* **Exercise brief**:
Collect every line that includes the string "document".

* **Dataset entries**:
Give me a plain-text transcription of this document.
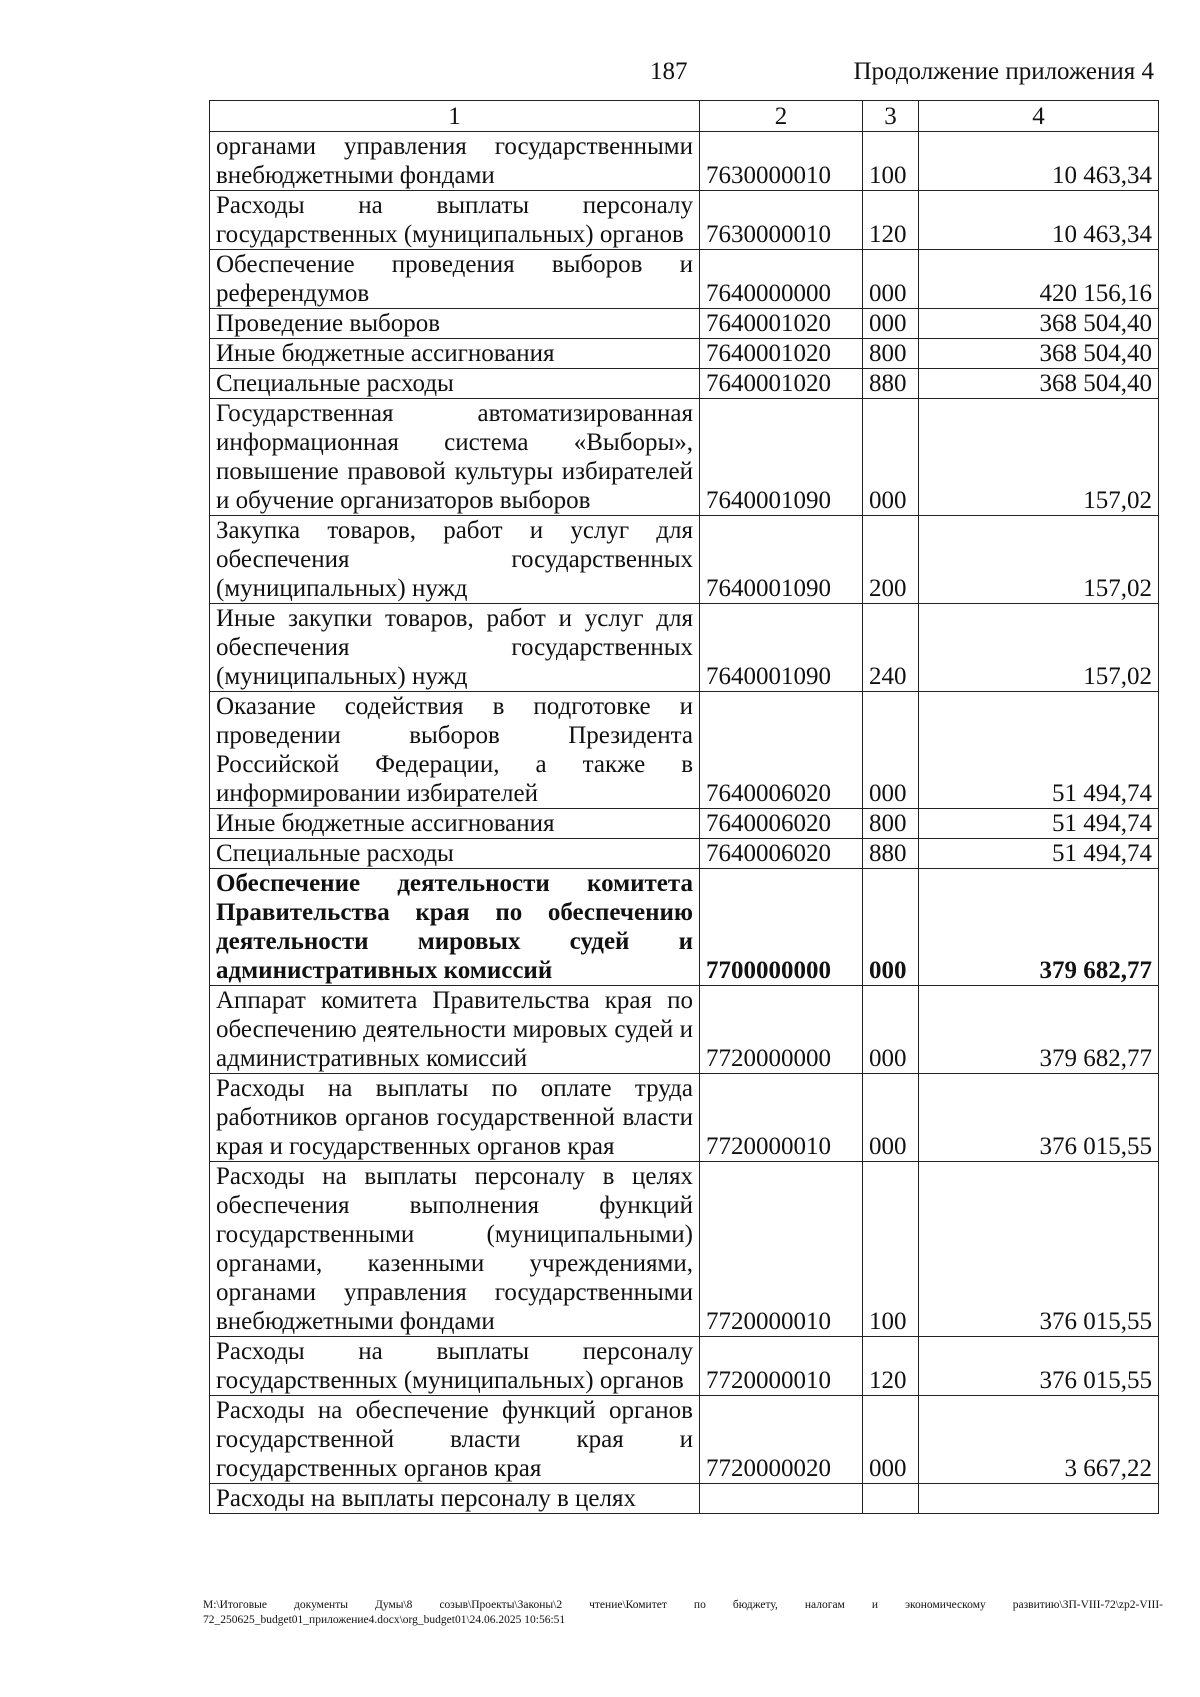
187	Продолжение приложения 4
1	2	3	4
органами управления государственными внебюджетными фондами	7630000010	100	10 463,34
Расходы на выплаты персоналу государственных (муниципальных) органов	7630000010	120	10 463,34
Обеспечение проведения выборов и референдумов	7640000000	000	420 156,16
Проведение выборов	7640001020	000	368 504,40
Иные бюджетные ассигнования	7640001020	800	368 504,40
Специальные расходы	7640001020	880	368 504,40
Государственная автоматизированная информационная система «Выборы», повышение правовой культуры избирателей и обучение организаторов выборов	7640001090	000	157,02
Закупка товаров, работ и услуг для обеспечения государственных (муниципальных) нужд	7640001090	200	157,02
Иные закупки товаров, работ и услуг для обеспечения государственных (муниципальных) нужд	7640001090	240	157,02
Оказание содействия в подготовке и проведении выборов Президента Российской Федерации, а также в информировании избирателей	7640006020	000	51 494,74
Иные бюджетные ассигнования	7640006020	800	51 494,74
Специальные расходы	7640006020	880	51 494,74
Обеспечение деятельности комитета Правительства края по обеспечению деятельности мировых судей и административных комиссий	7700000000	000	379 682,77
Аппарат комитета Правительства края по обеспечению деятельности мировых судей и административных комиссий	7720000000	000	379 682,77
Расходы на выплаты по оплате труда работников органов государственной власти края и государственных органов края	7720000010	000	376 015,55
Расходы на выплаты персоналу в целях обеспечения выполнения функций государственными (муниципальными) органами, казенными учреждениями, органами управления государственными внебюджетными фондами	7720000010	100	376 015,55
Расходы на выплаты персоналу государственных (муниципальных) органов	7720000010	120	376 015,55
Расходы на обеспечение функций органов государственной власти края и государственных органов края	7720000020	000	3 667,22
Расходы на выплаты персоналу в целях			
М:\Итоговые документы Думы\8 созыв\Проекты\Законы\2 чтение\Комитет по бюджету, налогам и экономическому развитию\ЗП-VIII-72\zp2-VIII-72_250625_budget01_приложение4.docx\org_budget01\24.06.2025 10:56:51
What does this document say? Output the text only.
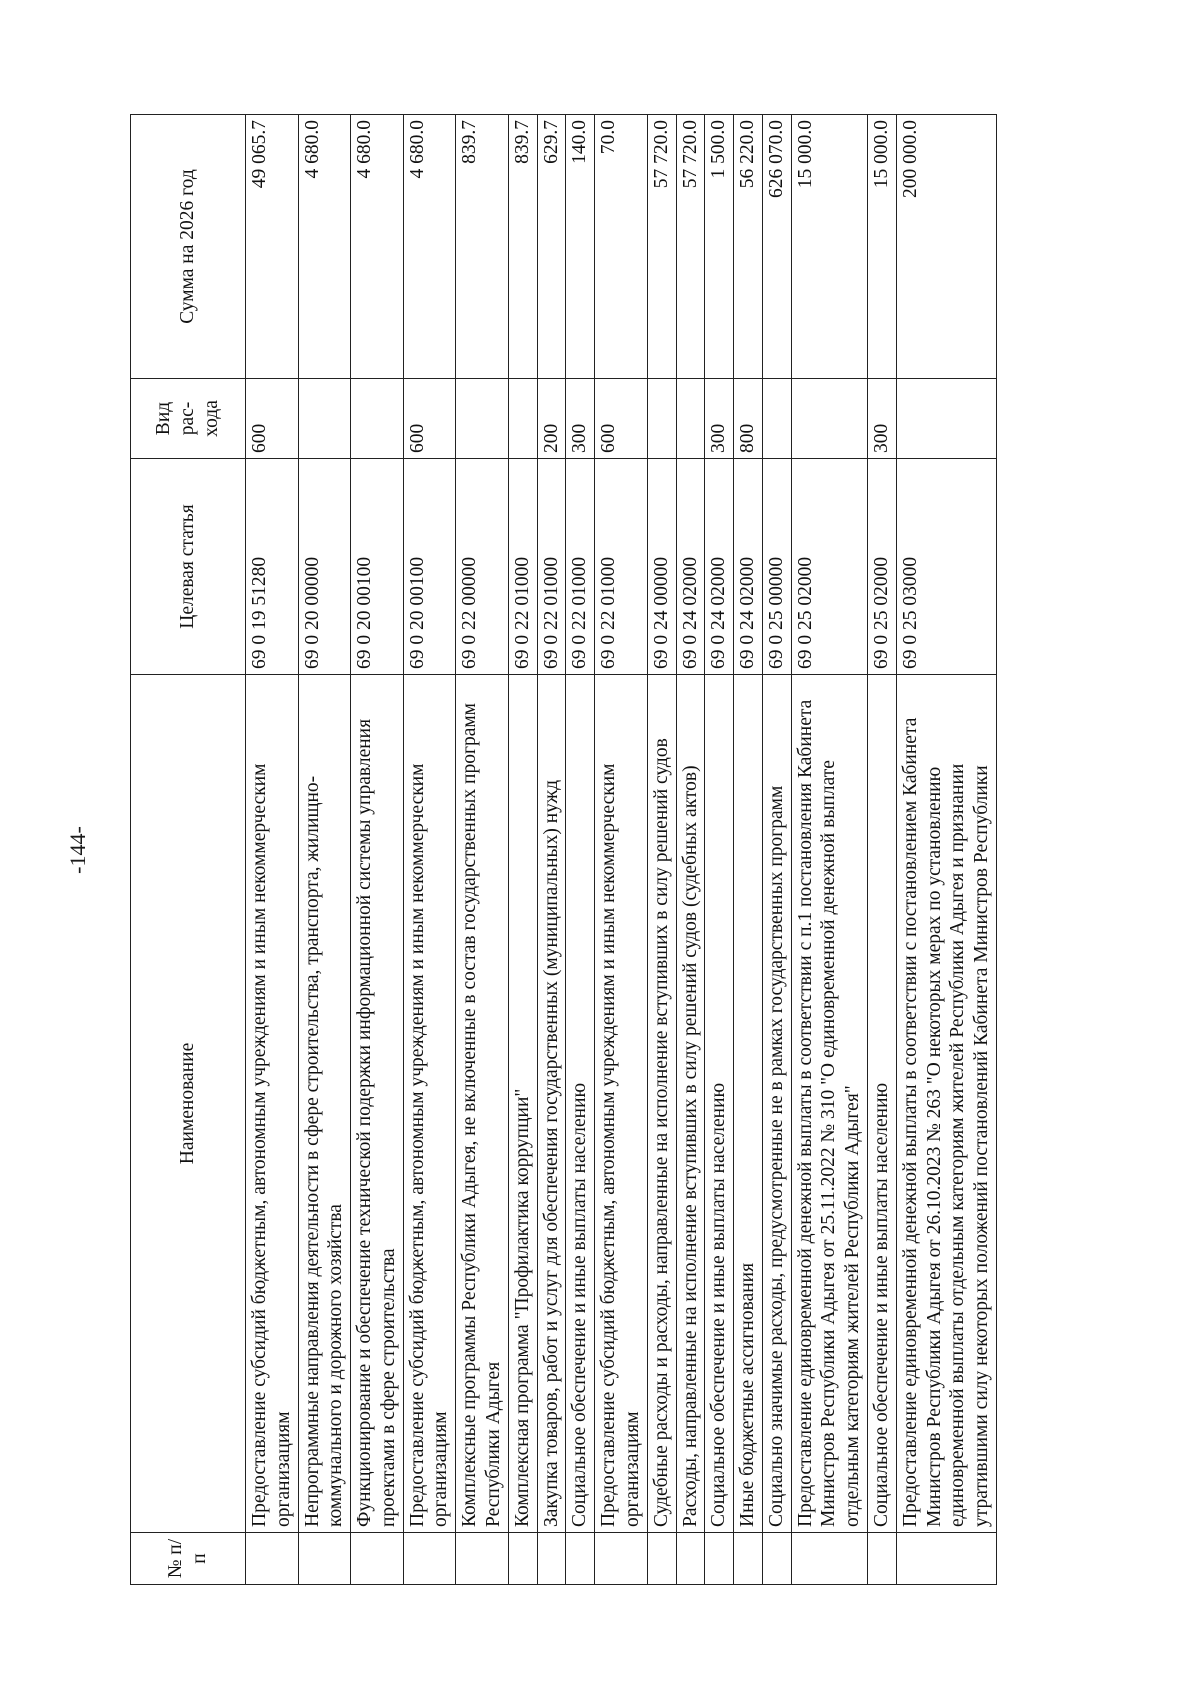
-144-
№ п/п	Наименование	Целевая статья	Вид рас-хода	Сумма на 2026 год
	Предоставление субсидий бюджетным, автономным учреждениям и иным некоммерческим организациям	69 0 19 51280	600	49 065.7
	Непрограммные направления деятельности в сфере строительства, транспорта, жилищно-коммунального и дорожного хозяйства	69 0 20 00000		4 680.0
	Функционирование и обеспечение технической подержки информационной системы управления проектами в сфере строительства	69 0 20 00100		4 680.0
	Предоставление субсидий бюджетным, автономным учреждениям и иным некоммерческим организациям	69 0 20 00100	600	4 680.0
	Комплексные программы Республики Адыгея, не включенные в состав государственных программ Республики Адыгея	69 0 22 00000		839.7
	Комплексная программа "Профилактика коррупции"	69 0 22 01000		839.7
	Закупка товаров, работ и услуг для обеспечения государственных (муниципальных) нужд	69 0 22 01000	200	629.7
	Социальное обеспечение и иные выплаты населению	69 0 22 01000	300	140.0
	Предоставление субсидий бюджетным, автономным учреждениям и иным некоммерческим организациям	69 0 22 01000	600	70.0
	Судебные расходы и расходы, направленные на исполнение вступивших в силу решений судов	69 0 24 00000		57 720.0
	Расходы, направленные на исполнение вступивших в силу решений судов (судебных актов)	69 0 24 02000		57 720.0
	Социальное обеспечение и иные выплаты населению	69 0 24 02000	300	1 500.0
	Иные бюджетные ассигнования	69 0 24 02000	800	56 220.0
	Социально значимые расходы, предусмотренные не в рамках государственных программ	69 0 25 00000		626 070.0
	Предоставление единовременной денежной выплаты в соответствии с п.1 постановления Кабинета Министров Республики Адыгея от 25.11.2022 № 310 "О единовременной денежной выплате отдельным категориям жителей Республики Адыгея"	69 0 25 02000		15 000.0
	Социальное обеспечение и иные выплаты населению	69 0 25 02000	300	15 000.0
	Предоставление единовременной денежной выплаты в соответствии с постановлением Кабинета Министров Республики Адыгея от 26.10.2023 № 263 "О некоторых мерах по установлению единовременной выплаты отдельным категориям жителей Республики Адыгея и признании утратившими силу некоторых положений постановлений Кабинета Министров Республики	69 0 25 03000		200 000.0
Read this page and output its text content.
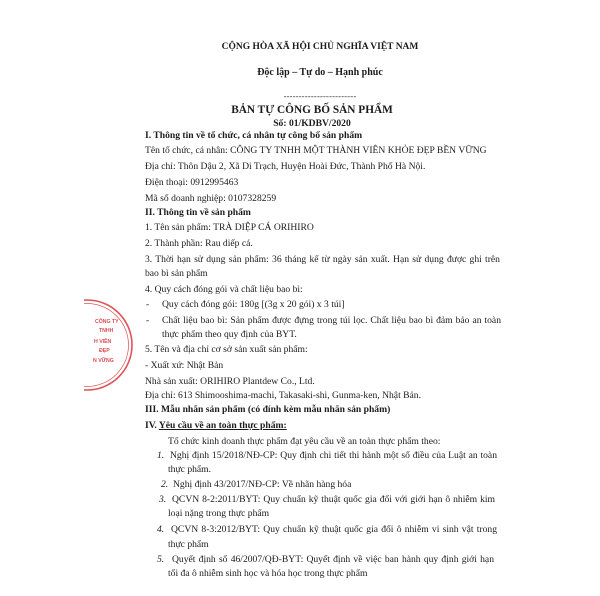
CỘNG HÒA XÃ HỘI CHỦ NGHĨA VIỆT NAM
Độc lập – Tự do – Hạnh phúc
------------------------
BẢN TỰ CÔNG BỐ SẢN PHẨM
Số: 01/KDBV/2020
I. Thông tin về tổ chức, cá nhân tự công bố sản phẩm
Tên tổ chức, cá nhân: CÔNG TY TNHH MỘT THÀNH VIÊN KHỎE ĐẸP BỀN VỮNG
Địa chỉ: Thôn Dậu 2, Xã Di Trạch, Huyện Hoài Đức, Thành Phố Hà Nội.
Điện thoại: 0912995463
Mã số doanh nghiệp: 0107328259
II. Thông tin về sản phẩm
1. Tên sản phẩm: TRÀ DIỆP CÁ ORIHIRO
2. Thành phần: Rau diếp cá.
3. Thời hạn sử dụng sản phẩm: 36 tháng kể từ ngày sản xuất. Hạn sử dụng được ghi trên
bao bì sản phẩm
4. Quy cách đóng gói và chất liệu bao bì:
- Quy cách đóng gói: 180g [(3g x 20 gói) x 3 túi]
- Chất liệu bao bì: Sản phẩm được đựng trong túi lọc. Chất liệu bao bì đảm bảo an toàn
thực phẩm theo quy định của BYT.
5. Tên và địa chỉ cơ sở sản xuất sản phẩm:
- Xuất xứ: Nhật Bản
Nhà sản xuất: ORIHIRO Plantdew Co., Ltd.
Địa chỉ: 613 Shimooshima-machi, Takasaki-shi, Gunma-ken, Nhật Bản.
III. Mẫu nhãn sản phẩm (có đính kèm mẫu nhãn sản phẩm)
IV. Yêu cầu về an toàn thực phẩm:
Tổ chức kinh doanh thực phẩm đạt yêu cầu về an toàn thực phẩm theo:
1. Nghị định 15/2018/NĐ-CP: Quy định chi tiết thi hành một số điều của Luật an toàn
thực phẩm.
2. Nghị định 43/2017/NĐ-CP: Về nhãn hàng hóa
3. QCVN 8-2:2011/BYT: Quy chuẩn kỹ thuật quốc gia đối với giới hạn ô nhiễm kim
loại nặng trong thực phẩm
4. QCVN 8-3:2012/BYT: Quy chuẩn kỹ thuật quốc gia đối ô nhiễm vi sinh vật trong
thực phẩm
5. Quyết định số 46/2007/QĐ-BYT: Quyết định về việc ban hành quy định giới hạn
tối đa ô nhiễm sinh học và hóa học trong thực phẩm
CÔNG TY
TNHH
H VIÊN
ĐẸP
N VỮNG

* **Response to the exercise**:
Give me a plain-text transcription of this document.
What does this document say? Output the text only.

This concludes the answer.